-- Start --

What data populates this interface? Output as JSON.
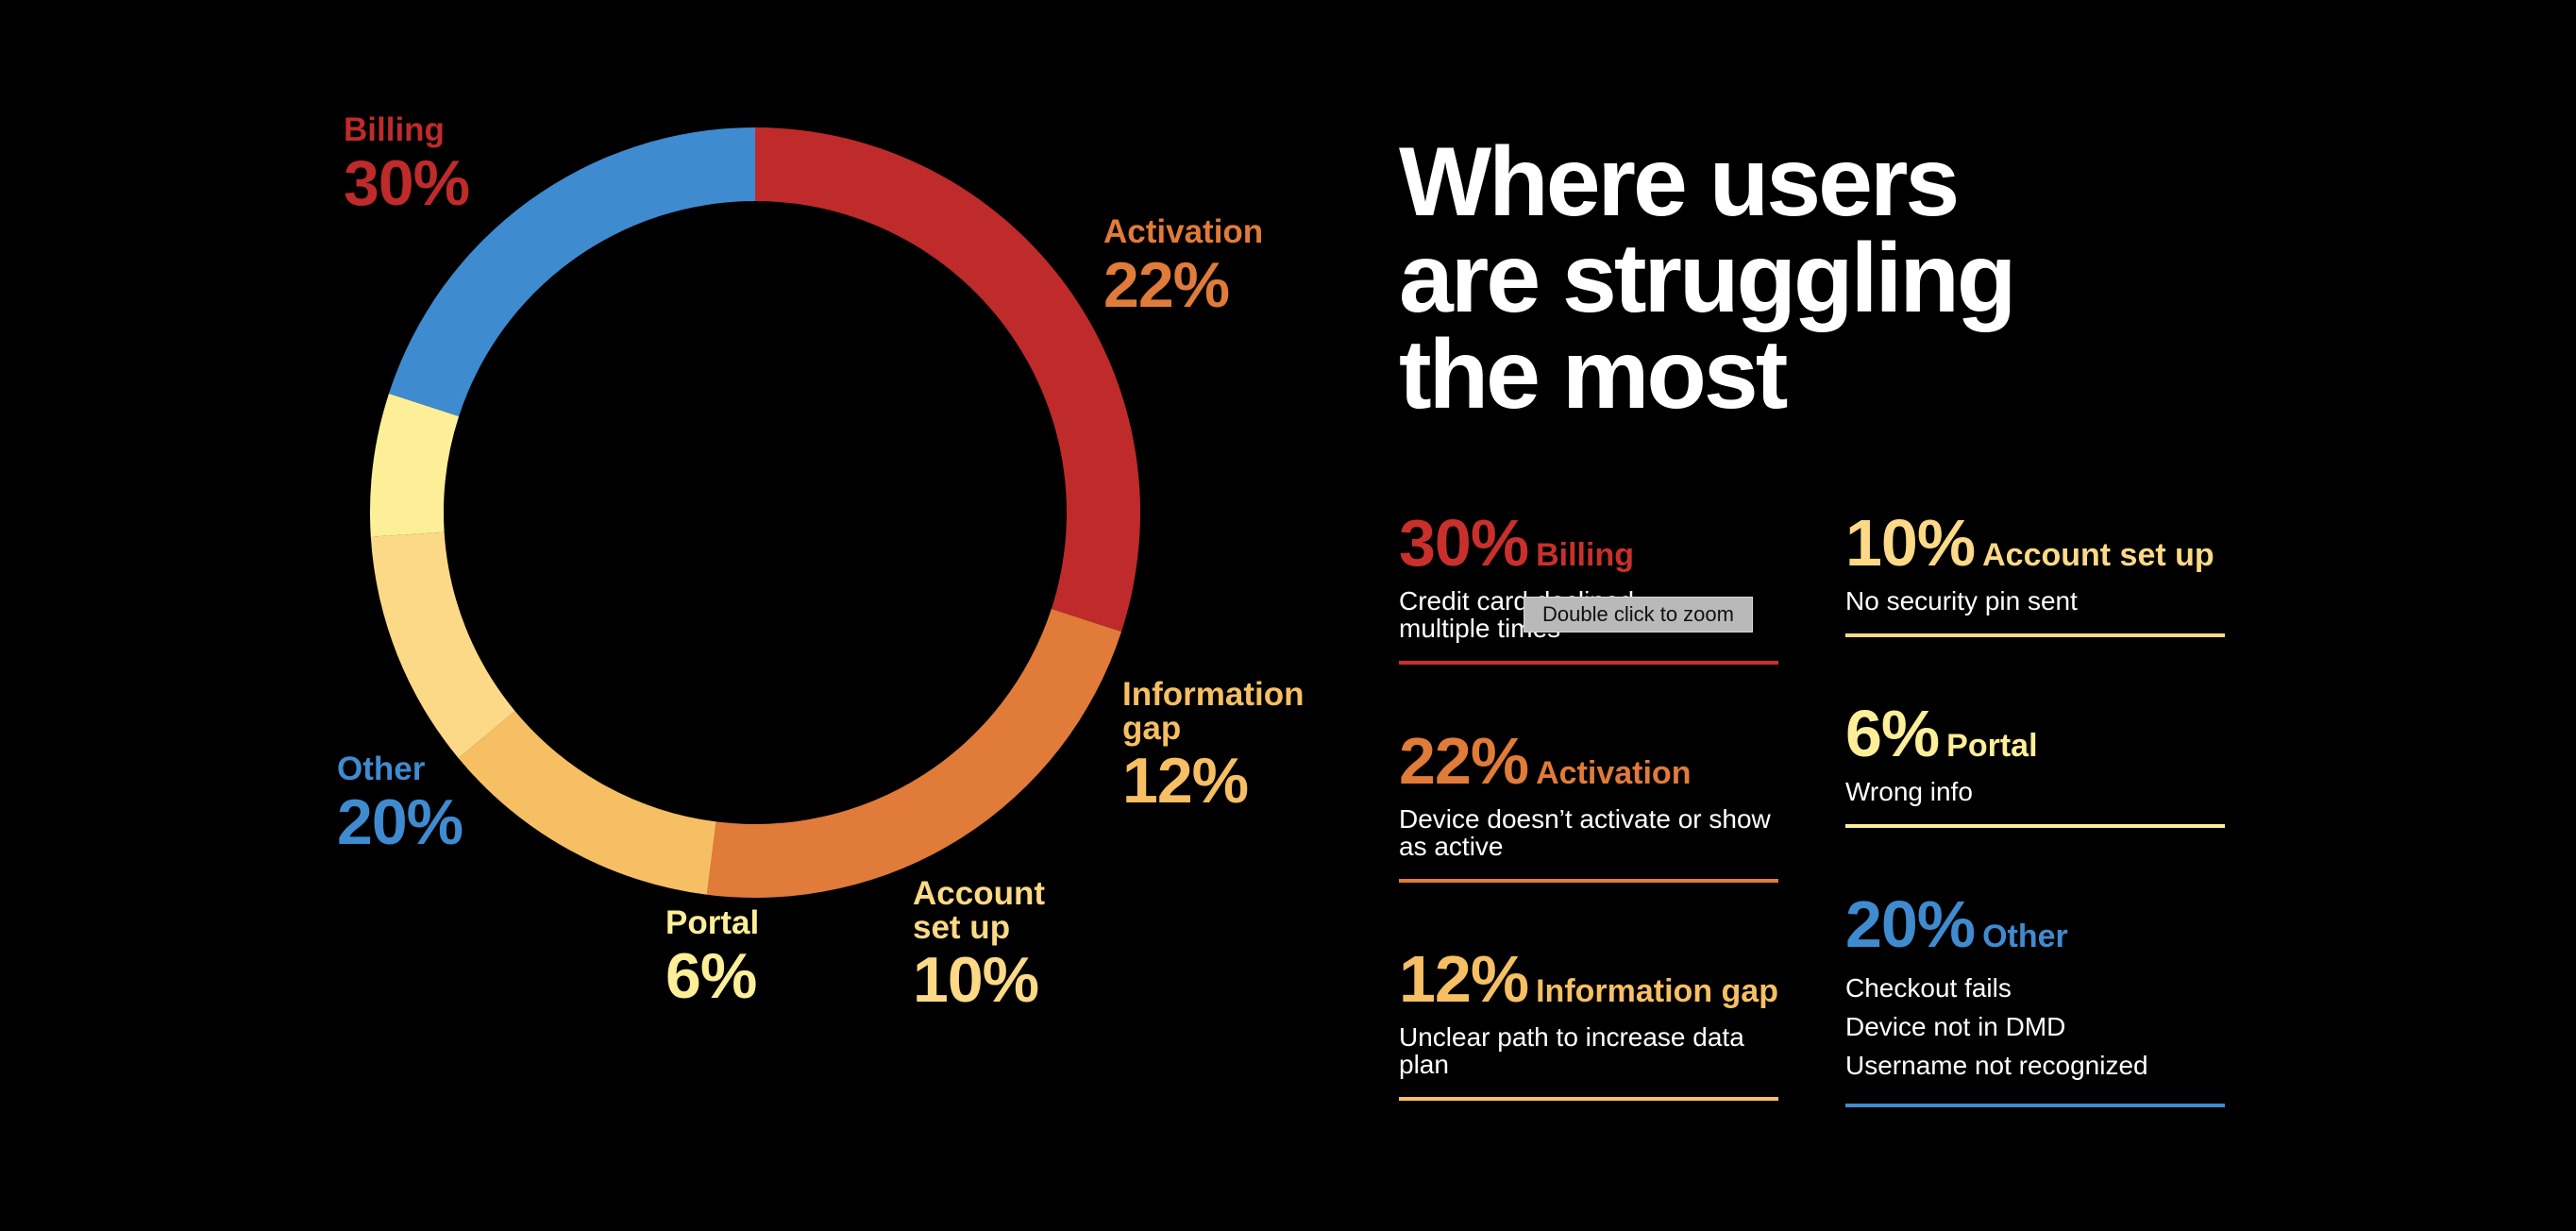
{
  "headline": "Where users\nare struggling\nthe most",
  "colors": {
    "billing": "#be2b2a",
    "activation": "#e07b39",
    "information_gap": "#f6bf63",
    "account_set_up": "#fcd986",
    "portal": "#fdee98",
    "other": "#3f8bd0"
  },
  "chart_data": {
    "type": "pie",
    "donut": true,
    "title": "Where users are struggling the most",
    "slices": [
      {
        "label": "Billing",
        "value": 30,
        "value_label": "30%",
        "color": "#be2b2a"
      },
      {
        "label": "Activation",
        "value": 22,
        "value_label": "22%",
        "color": "#e07b39"
      },
      {
        "label": "Information\ngap",
        "value": 12,
        "value_label": "12%",
        "color": "#f6bf63"
      },
      {
        "label": "Account\nset up",
        "value": 10,
        "value_label": "10%",
        "color": "#fcd986"
      },
      {
        "label": "Portal",
        "value": 6,
        "value_label": "6%",
        "color": "#fdee98"
      },
      {
        "label": "Other",
        "value": 20,
        "value_label": "20%",
        "color": "#3f8bd0"
      }
    ]
  },
  "cards": [
    {
      "pct": "30%",
      "label": "Billing",
      "color": "#c9302c",
      "lines": [
        "Credit card declined",
        "multiple times"
      ]
    },
    {
      "pct": "22%",
      "label": "Activation",
      "color": "#e07b39",
      "lines": [
        "Device doesn’t activate or show",
        "as active"
      ]
    },
    {
      "pct": "12%",
      "label": "Information gap",
      "color": "#f6bf63",
      "lines": [
        "Unclear path to increase data",
        "plan"
      ]
    },
    {
      "pct": "10%",
      "label": "Account set up",
      "color": "#fcd986",
      "lines": [
        "No security pin sent"
      ]
    },
    {
      "pct": "6%",
      "label": "Portal",
      "color": "#fdee98",
      "lines": [
        "Wrong info"
      ]
    },
    {
      "pct": "20%",
      "label": "Other",
      "color": "#3f8bd0",
      "lines": [
        "Checkout fails",
        "Device not in DMD",
        "Username not recognized"
      ]
    }
  ],
  "tooltip": "Double click to zoom"
}
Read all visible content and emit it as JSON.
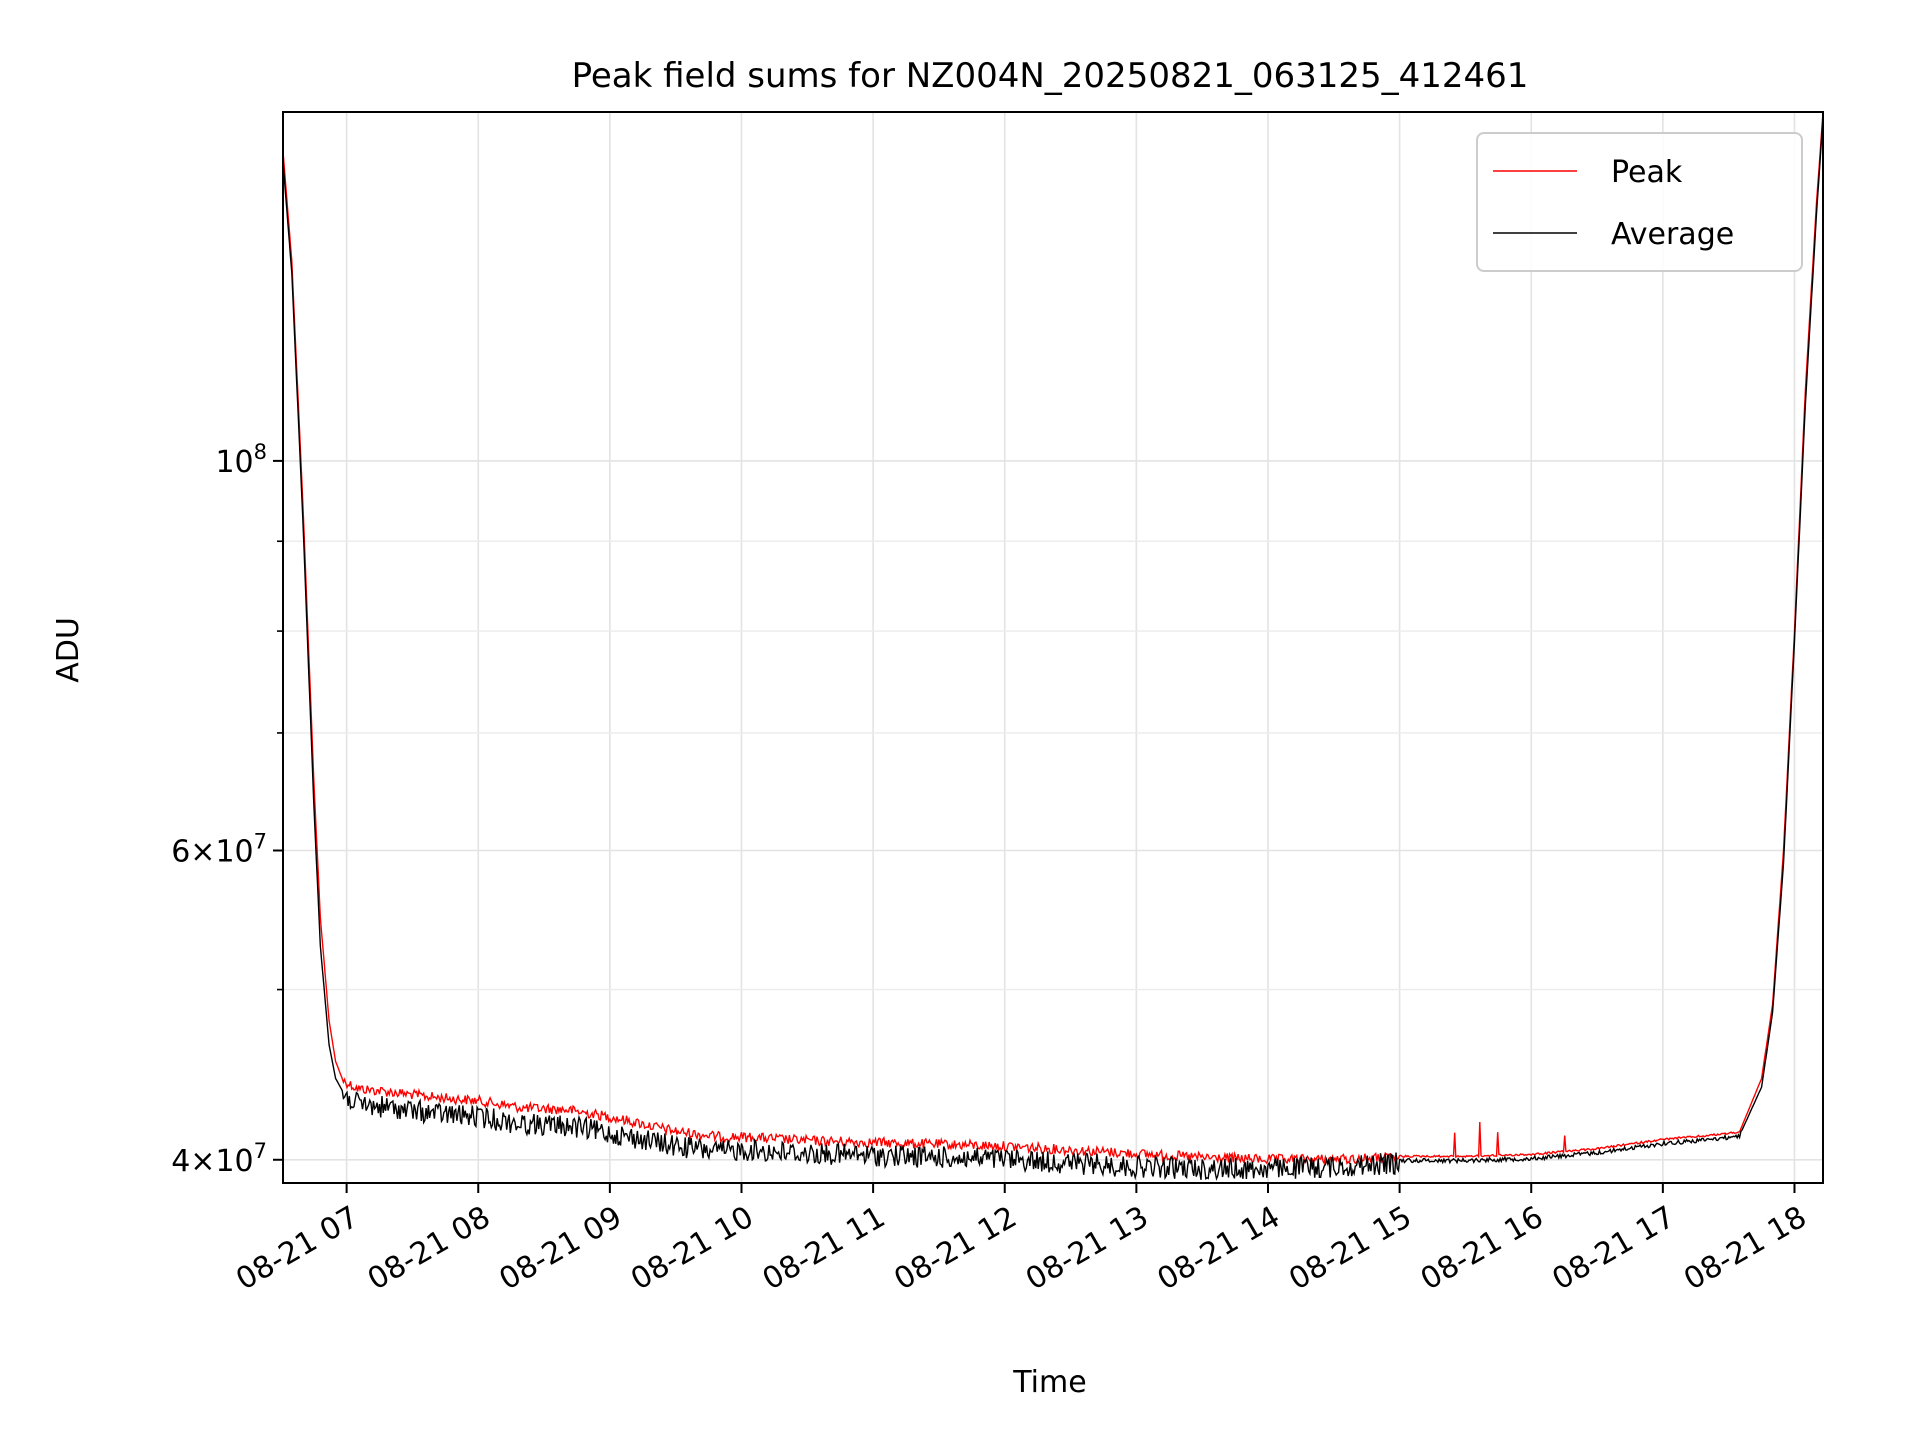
{
  "chart_data": {
    "type": "line",
    "title": "Peak field sums for NZ004N_20250821_063125_412461",
    "xlabel": "Time",
    "ylabel": "ADU",
    "y_scale": "log",
    "ylim": [
      38800000,
      158000000
    ],
    "xlim": [
      "2025-08-21 06:31",
      "2025-08-21 18:13"
    ],
    "x_ticks": [
      {
        "value": "2025-08-21 07:00",
        "label": "08-21 07"
      },
      {
        "value": "2025-08-21 08:00",
        "label": "08-21 08"
      },
      {
        "value": "2025-08-21 09:00",
        "label": "08-21 09"
      },
      {
        "value": "2025-08-21 10:00",
        "label": "08-21 10"
      },
      {
        "value": "2025-08-21 11:00",
        "label": "08-21 11"
      },
      {
        "value": "2025-08-21 12:00",
        "label": "08-21 12"
      },
      {
        "value": "2025-08-21 13:00",
        "label": "08-21 13"
      },
      {
        "value": "2025-08-21 14:00",
        "label": "08-21 14"
      },
      {
        "value": "2025-08-21 15:00",
        "label": "08-21 15"
      },
      {
        "value": "2025-08-21 16:00",
        "label": "08-21 16"
      },
      {
        "value": "2025-08-21 17:00",
        "label": "08-21 17"
      },
      {
        "value": "2025-08-21 18:00",
        "label": "08-21 18"
      }
    ],
    "y_major_ticks": [
      {
        "value": 40000000,
        "base": "4×10",
        "exp": "7"
      },
      {
        "value": 60000000,
        "base": "6×10",
        "exp": "7"
      },
      {
        "value": 100000000,
        "base": "10",
        "exp": "8"
      }
    ],
    "y_minor_grid": [
      50000000,
      70000000,
      80000000,
      90000000
    ],
    "grid": true,
    "legend_position": "top-right",
    "series": [
      {
        "name": "Peak",
        "color": "#ff0000",
        "x": [
          "2025-08-21 06:31",
          "2025-08-21 06:35",
          "2025-08-21 06:40",
          "2025-08-21 06:45",
          "2025-08-21 06:48",
          "2025-08-21 06:52",
          "2025-08-21 06:55",
          "2025-08-21 06:58",
          "2025-08-21 07:05",
          "2025-08-21 07:20",
          "2025-08-21 07:40",
          "2025-08-21 08:00",
          "2025-08-21 08:20",
          "2025-08-21 08:40",
          "2025-08-21 09:00",
          "2025-08-21 09:30",
          "2025-08-21 09:50",
          "2025-08-21 10:00",
          "2025-08-21 10:30",
          "2025-08-21 11:00",
          "2025-08-21 11:30",
          "2025-08-21 12:00",
          "2025-08-21 12:30",
          "2025-08-21 13:00",
          "2025-08-21 13:30",
          "2025-08-21 14:00",
          "2025-08-21 14:30",
          "2025-08-21 15:00",
          "2025-08-21 15:30",
          "2025-08-21 16:00",
          "2025-08-21 16:30",
          "2025-08-21 17:00",
          "2025-08-21 17:20",
          "2025-08-21 17:35",
          "2025-08-21 17:45",
          "2025-08-21 17:50",
          "2025-08-21 17:55",
          "2025-08-21 18:00",
          "2025-08-21 18:05",
          "2025-08-21 18:10",
          "2025-08-21 18:13"
        ],
        "y": [
          150000000,
          130000000,
          95000000,
          66000000,
          55000000,
          48000000,
          45500000,
          44500000,
          44000000,
          43800000,
          43500000,
          43300000,
          42900000,
          42800000,
          42400000,
          41600000,
          41300000,
          41300000,
          41100000,
          41000000,
          40900000,
          40800000,
          40600000,
          40400000,
          40200000,
          40100000,
          40100000,
          40200000,
          40200000,
          40300000,
          40600000,
          41100000,
          41300000,
          41500000,
          44500000,
          49000000,
          60000000,
          80000000,
          110000000,
          140000000,
          158000000
        ]
      },
      {
        "name": "Average",
        "color": "#000000",
        "x": [
          "2025-08-21 06:31",
          "2025-08-21 06:35",
          "2025-08-21 06:40",
          "2025-08-21 06:45",
          "2025-08-21 06:48",
          "2025-08-21 06:52",
          "2025-08-21 06:55",
          "2025-08-21 06:58",
          "2025-08-21 07:05",
          "2025-08-21 07:20",
          "2025-08-21 07:40",
          "2025-08-21 08:00",
          "2025-08-21 08:20",
          "2025-08-21 08:40",
          "2025-08-21 09:00",
          "2025-08-21 09:30",
          "2025-08-21 09:50",
          "2025-08-21 10:00",
          "2025-08-21 10:30",
          "2025-08-21 11:00",
          "2025-08-21 11:30",
          "2025-08-21 12:00",
          "2025-08-21 12:30",
          "2025-08-21 13:00",
          "2025-08-21 13:30",
          "2025-08-21 14:00",
          "2025-08-21 14:30",
          "2025-08-21 15:00",
          "2025-08-21 15:30",
          "2025-08-21 16:00",
          "2025-08-21 16:30",
          "2025-08-21 17:00",
          "2025-08-21 17:20",
          "2025-08-21 17:35",
          "2025-08-21 17:45",
          "2025-08-21 17:50",
          "2025-08-21 17:55",
          "2025-08-21 18:00",
          "2025-08-21 18:05",
          "2025-08-21 18:10",
          "2025-08-21 18:13"
        ],
        "y": [
          148000000,
          128000000,
          93000000,
          64000000,
          53000000,
          46500000,
          44500000,
          43800000,
          43200000,
          43000000,
          42700000,
          42500000,
          42100000,
          42000000,
          41600000,
          40900000,
          40600000,
          40700000,
          40500000,
          40400000,
          40300000,
          40200000,
          40000000,
          39800000,
          39700000,
          39700000,
          39800000,
          40000000,
          40000000,
          40100000,
          40400000,
          40900000,
          41100000,
          41300000,
          44000000,
          48500000,
          59000000,
          79000000,
          108000000,
          138000000,
          157000000
        ]
      }
    ]
  }
}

-- End --

Copy each line holding the word "JSON" from the listing above.

__THE SOLUTION__
What data populates this interface? Output as JSON.
Read all visible content and emit it as JSON.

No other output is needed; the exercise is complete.